> [Aim of the task]: Search the records for the string "text", and show each line where it appears.

Page transcription dataset items
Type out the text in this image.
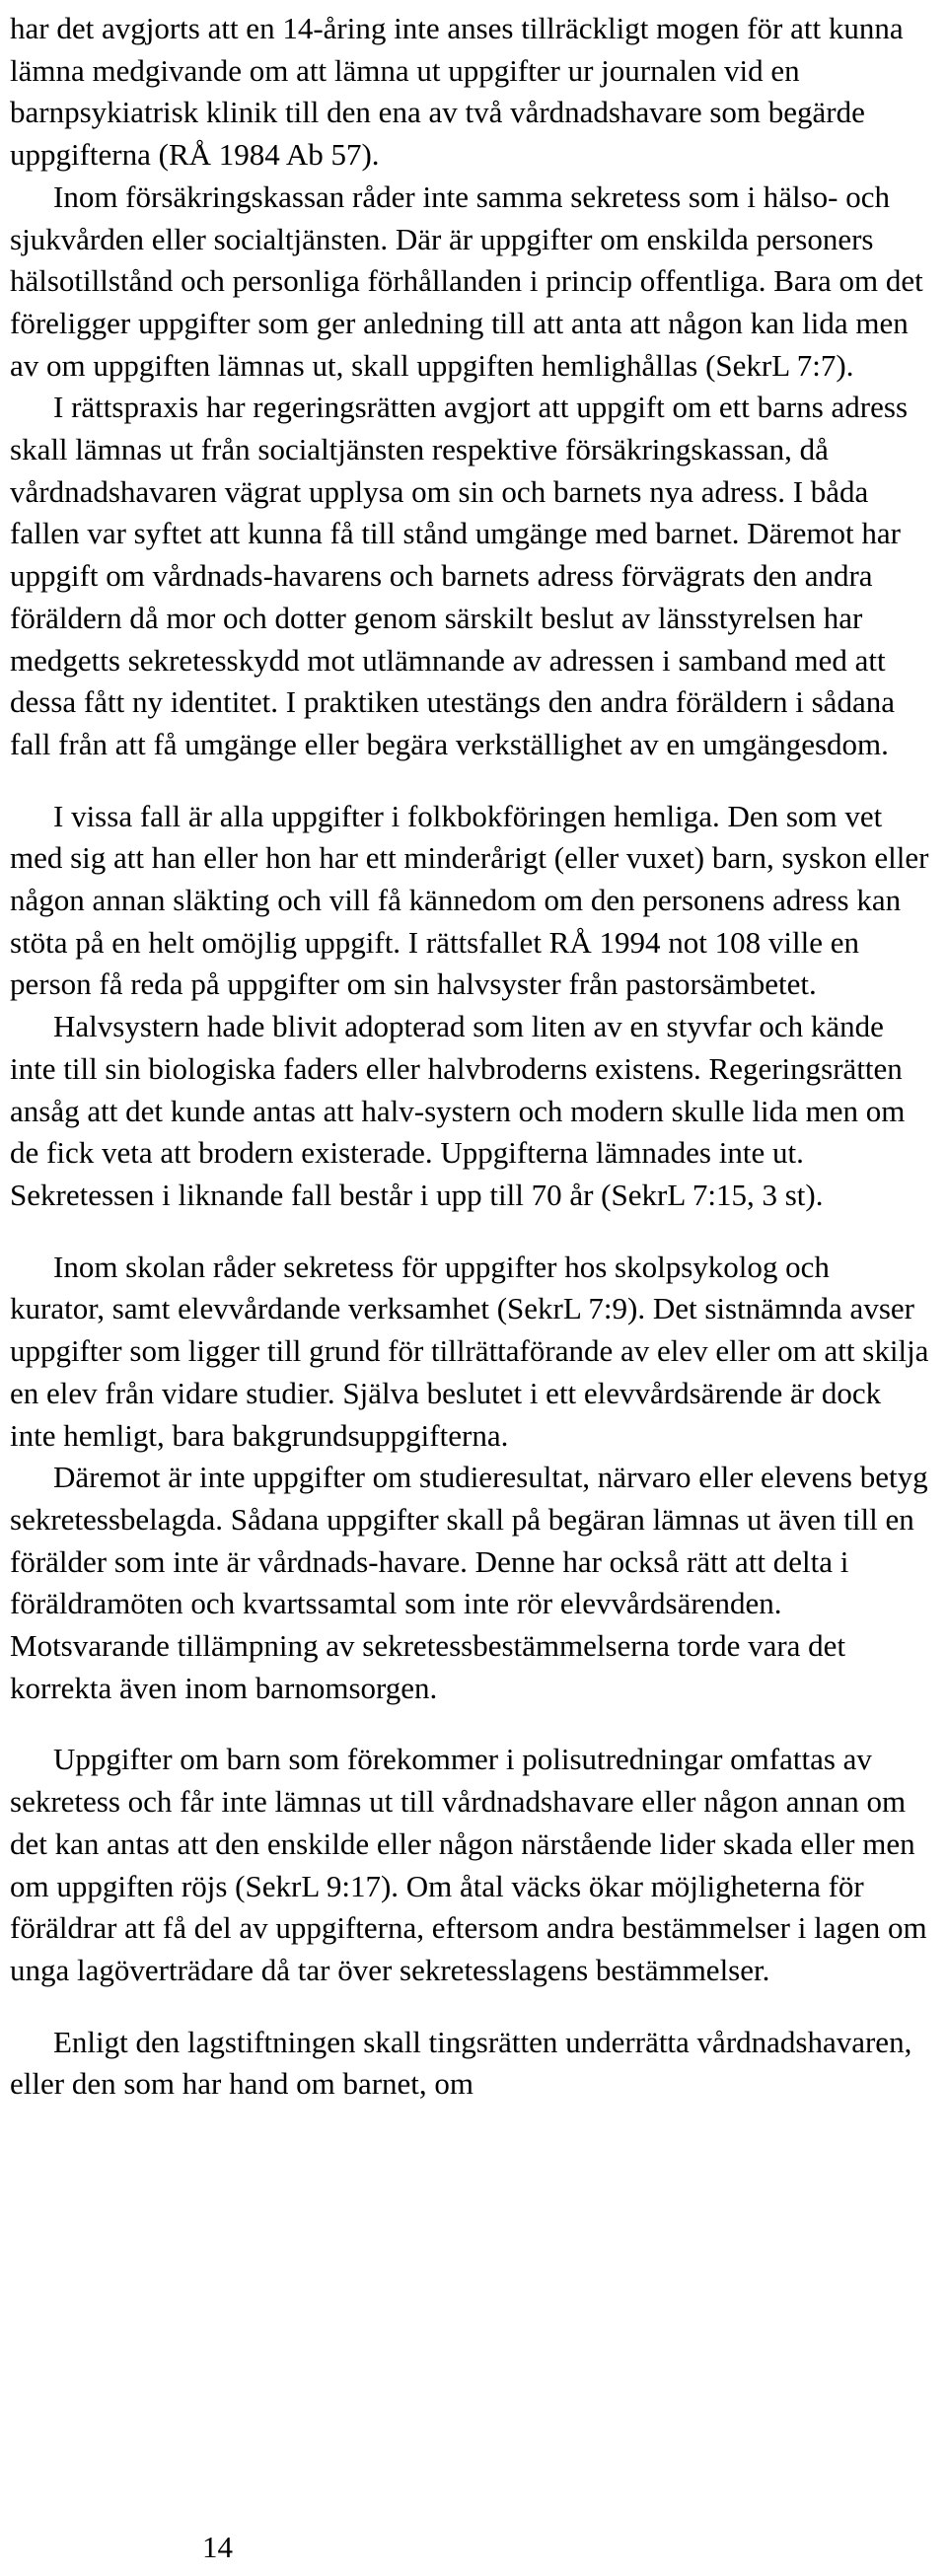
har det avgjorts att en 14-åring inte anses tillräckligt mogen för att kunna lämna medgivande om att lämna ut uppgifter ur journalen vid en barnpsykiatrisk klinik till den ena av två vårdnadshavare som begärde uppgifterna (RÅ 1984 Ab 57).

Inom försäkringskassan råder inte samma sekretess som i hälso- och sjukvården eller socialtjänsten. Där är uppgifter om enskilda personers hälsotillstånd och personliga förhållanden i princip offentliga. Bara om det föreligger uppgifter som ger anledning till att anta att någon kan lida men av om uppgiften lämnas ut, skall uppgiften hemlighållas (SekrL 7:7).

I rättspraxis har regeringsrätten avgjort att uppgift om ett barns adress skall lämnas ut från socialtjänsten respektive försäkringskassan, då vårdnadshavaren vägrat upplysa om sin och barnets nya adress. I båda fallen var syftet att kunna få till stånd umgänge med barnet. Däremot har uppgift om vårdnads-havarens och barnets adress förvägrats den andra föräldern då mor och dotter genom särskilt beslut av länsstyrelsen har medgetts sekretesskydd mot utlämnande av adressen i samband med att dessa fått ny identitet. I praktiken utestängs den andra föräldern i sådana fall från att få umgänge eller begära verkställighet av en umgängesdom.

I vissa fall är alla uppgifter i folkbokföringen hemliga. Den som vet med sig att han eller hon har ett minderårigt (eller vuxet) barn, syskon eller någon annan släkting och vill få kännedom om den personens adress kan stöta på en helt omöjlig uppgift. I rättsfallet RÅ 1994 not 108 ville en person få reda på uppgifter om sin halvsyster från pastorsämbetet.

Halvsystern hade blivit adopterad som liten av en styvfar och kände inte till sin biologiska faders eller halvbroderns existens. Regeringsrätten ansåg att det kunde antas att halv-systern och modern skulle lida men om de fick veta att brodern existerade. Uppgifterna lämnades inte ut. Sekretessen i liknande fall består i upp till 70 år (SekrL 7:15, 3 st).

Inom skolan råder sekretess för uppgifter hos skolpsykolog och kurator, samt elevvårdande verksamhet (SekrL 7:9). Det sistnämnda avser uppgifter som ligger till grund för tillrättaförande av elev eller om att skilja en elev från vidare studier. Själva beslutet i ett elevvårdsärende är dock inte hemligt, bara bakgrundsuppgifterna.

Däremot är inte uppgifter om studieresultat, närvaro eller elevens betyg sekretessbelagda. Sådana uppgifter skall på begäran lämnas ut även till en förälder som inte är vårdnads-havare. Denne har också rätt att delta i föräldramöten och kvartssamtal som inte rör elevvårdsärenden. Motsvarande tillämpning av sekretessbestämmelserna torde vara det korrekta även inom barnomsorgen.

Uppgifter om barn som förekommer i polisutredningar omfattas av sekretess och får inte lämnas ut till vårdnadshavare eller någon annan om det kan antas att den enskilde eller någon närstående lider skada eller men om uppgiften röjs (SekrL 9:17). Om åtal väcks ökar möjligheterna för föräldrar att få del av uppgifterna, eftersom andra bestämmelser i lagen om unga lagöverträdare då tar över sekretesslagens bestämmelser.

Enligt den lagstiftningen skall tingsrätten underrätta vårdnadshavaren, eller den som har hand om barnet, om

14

---

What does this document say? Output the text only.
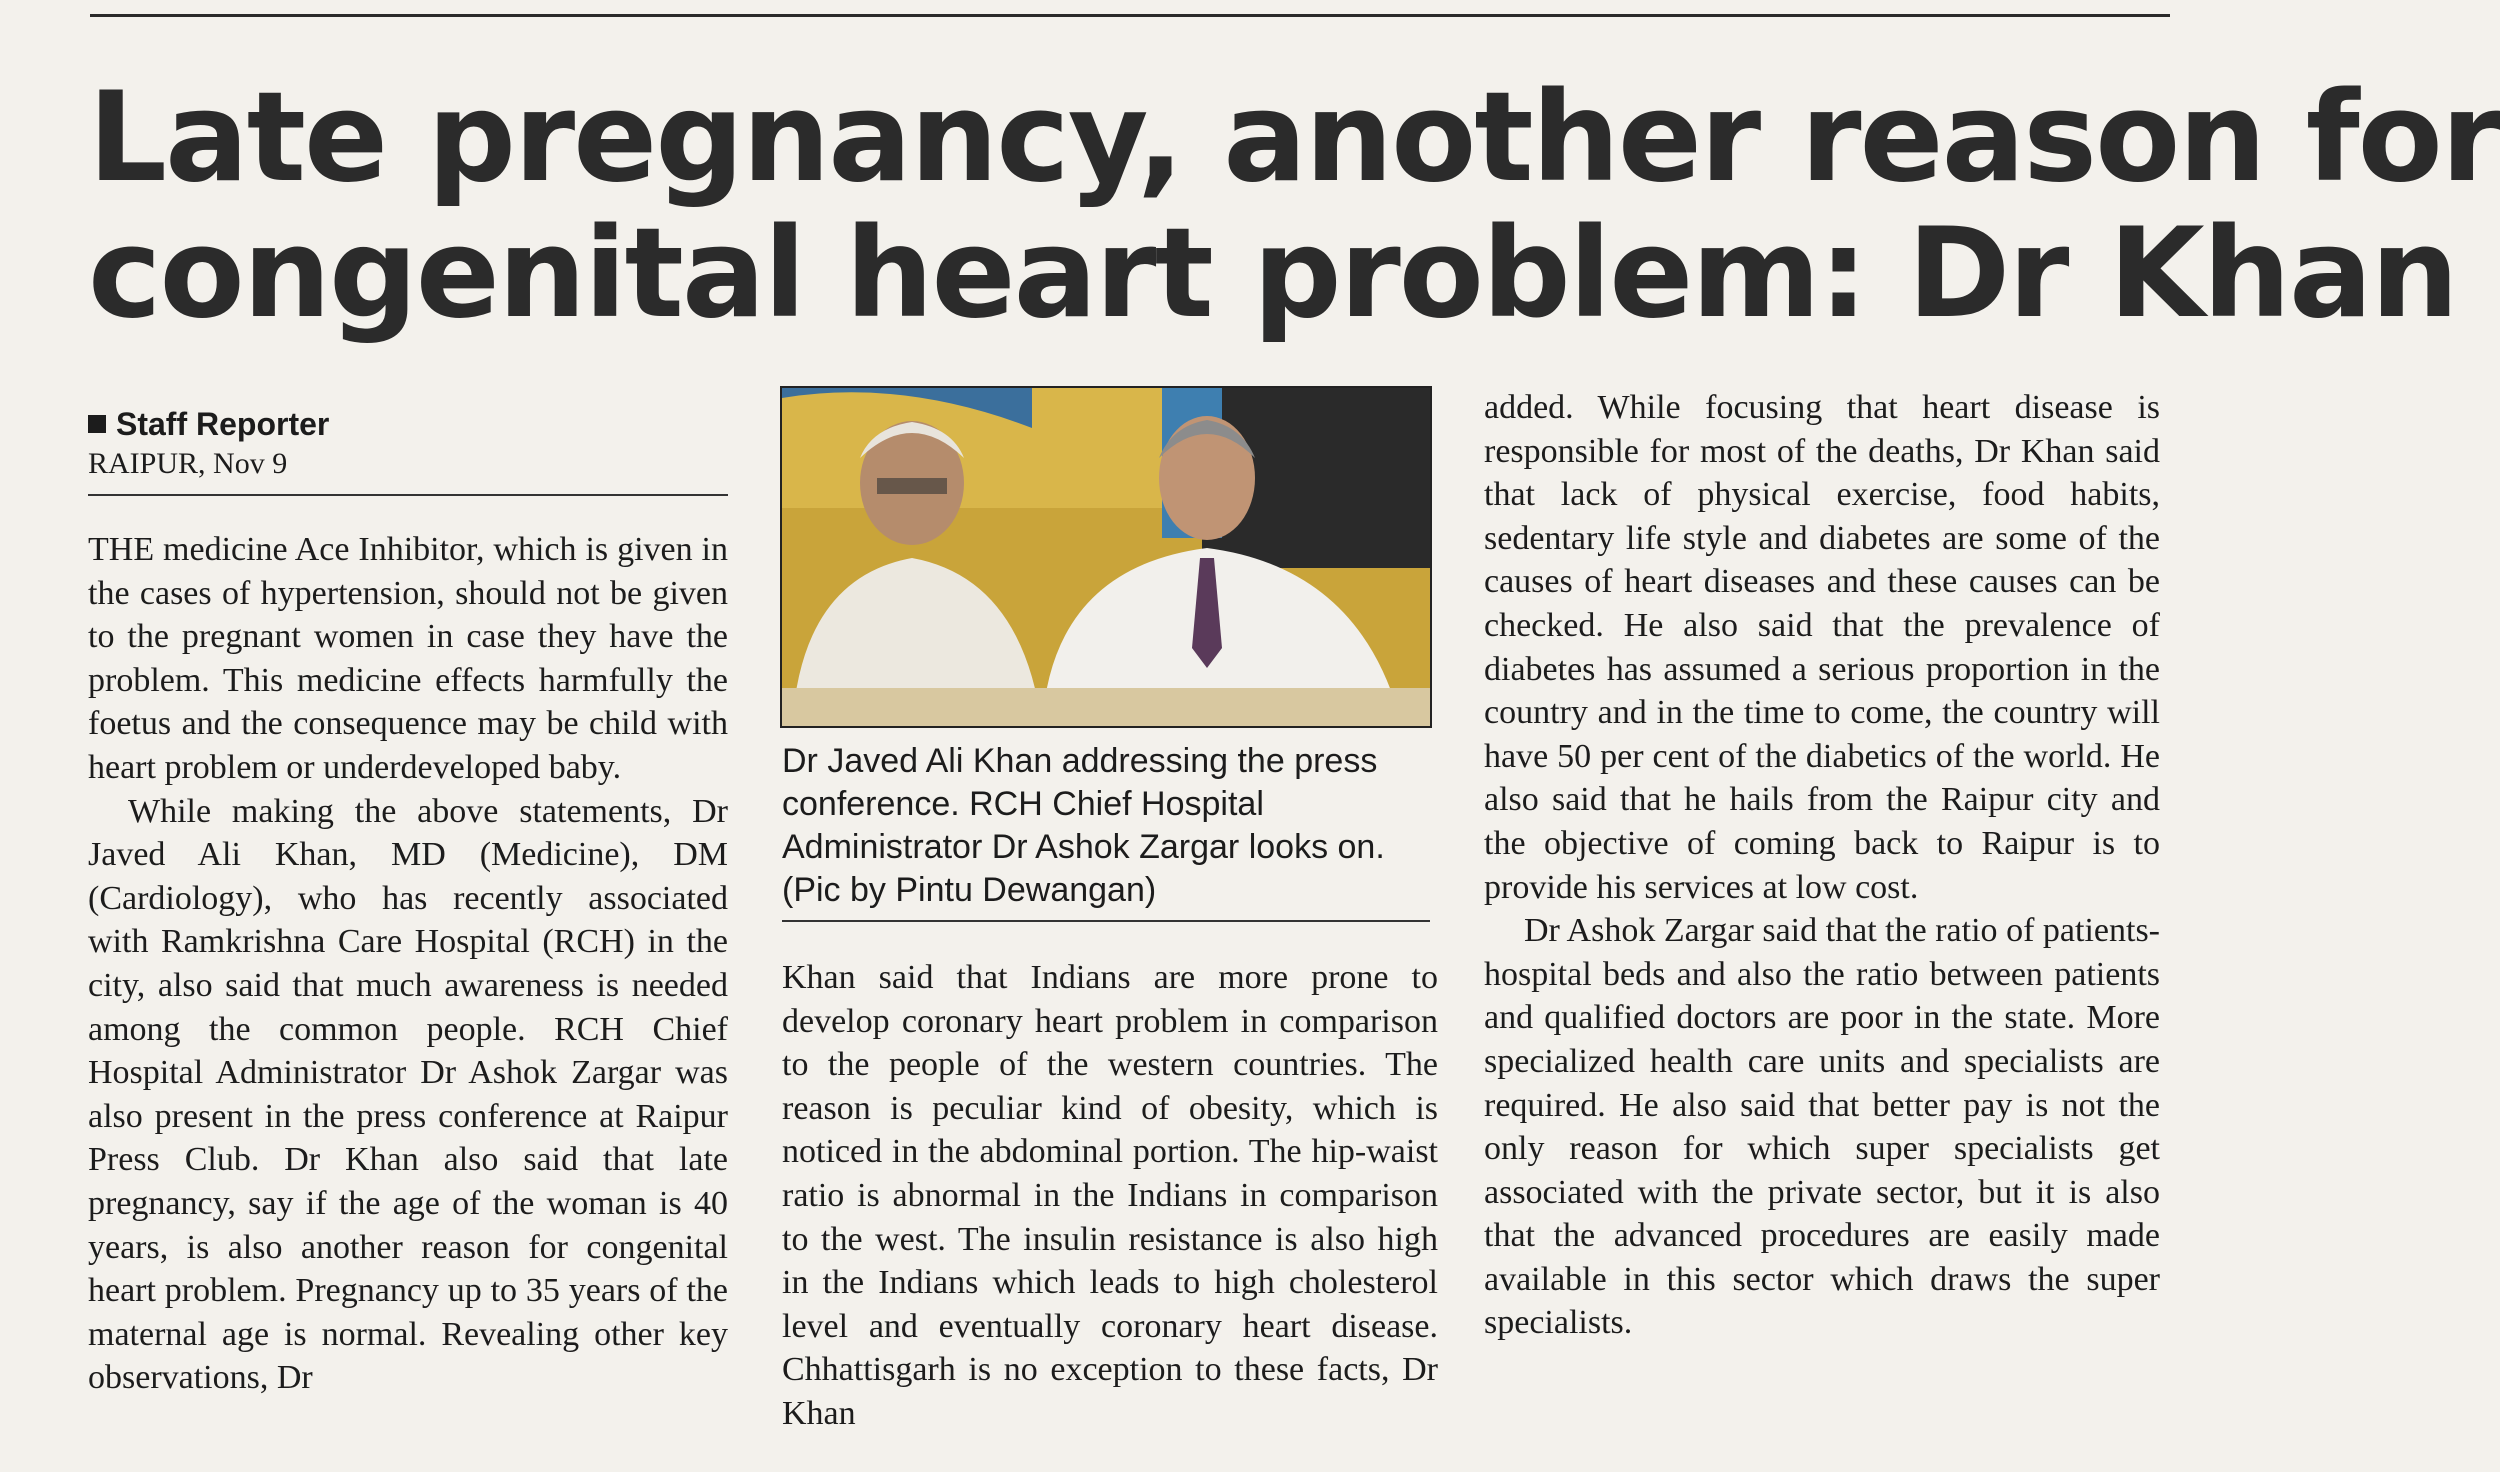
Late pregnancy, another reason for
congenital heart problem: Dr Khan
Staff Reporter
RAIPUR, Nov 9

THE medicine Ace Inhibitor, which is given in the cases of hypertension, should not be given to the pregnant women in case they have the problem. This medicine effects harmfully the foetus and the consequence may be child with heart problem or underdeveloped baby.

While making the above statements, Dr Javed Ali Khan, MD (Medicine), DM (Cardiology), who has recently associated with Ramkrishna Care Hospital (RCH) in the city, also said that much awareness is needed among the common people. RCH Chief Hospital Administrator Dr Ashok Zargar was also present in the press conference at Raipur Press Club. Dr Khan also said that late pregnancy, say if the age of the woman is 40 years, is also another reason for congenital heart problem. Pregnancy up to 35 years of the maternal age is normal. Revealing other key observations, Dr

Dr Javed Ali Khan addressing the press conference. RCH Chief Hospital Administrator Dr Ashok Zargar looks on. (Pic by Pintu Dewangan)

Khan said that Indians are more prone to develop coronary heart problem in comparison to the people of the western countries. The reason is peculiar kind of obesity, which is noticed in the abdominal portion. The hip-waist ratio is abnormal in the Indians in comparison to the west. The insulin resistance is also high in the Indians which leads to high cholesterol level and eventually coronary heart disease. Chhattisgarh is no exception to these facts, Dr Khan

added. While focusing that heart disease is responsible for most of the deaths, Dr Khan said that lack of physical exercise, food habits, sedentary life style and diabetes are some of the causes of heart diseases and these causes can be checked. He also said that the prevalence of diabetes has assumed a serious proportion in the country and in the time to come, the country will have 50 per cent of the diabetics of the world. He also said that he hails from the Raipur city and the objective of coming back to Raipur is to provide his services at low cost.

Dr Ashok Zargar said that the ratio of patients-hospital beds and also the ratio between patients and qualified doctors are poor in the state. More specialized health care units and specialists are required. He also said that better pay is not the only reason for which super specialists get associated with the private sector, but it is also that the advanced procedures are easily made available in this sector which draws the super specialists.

> [Response below]:
Type out the text in this image.
What does this document say? Output the text only.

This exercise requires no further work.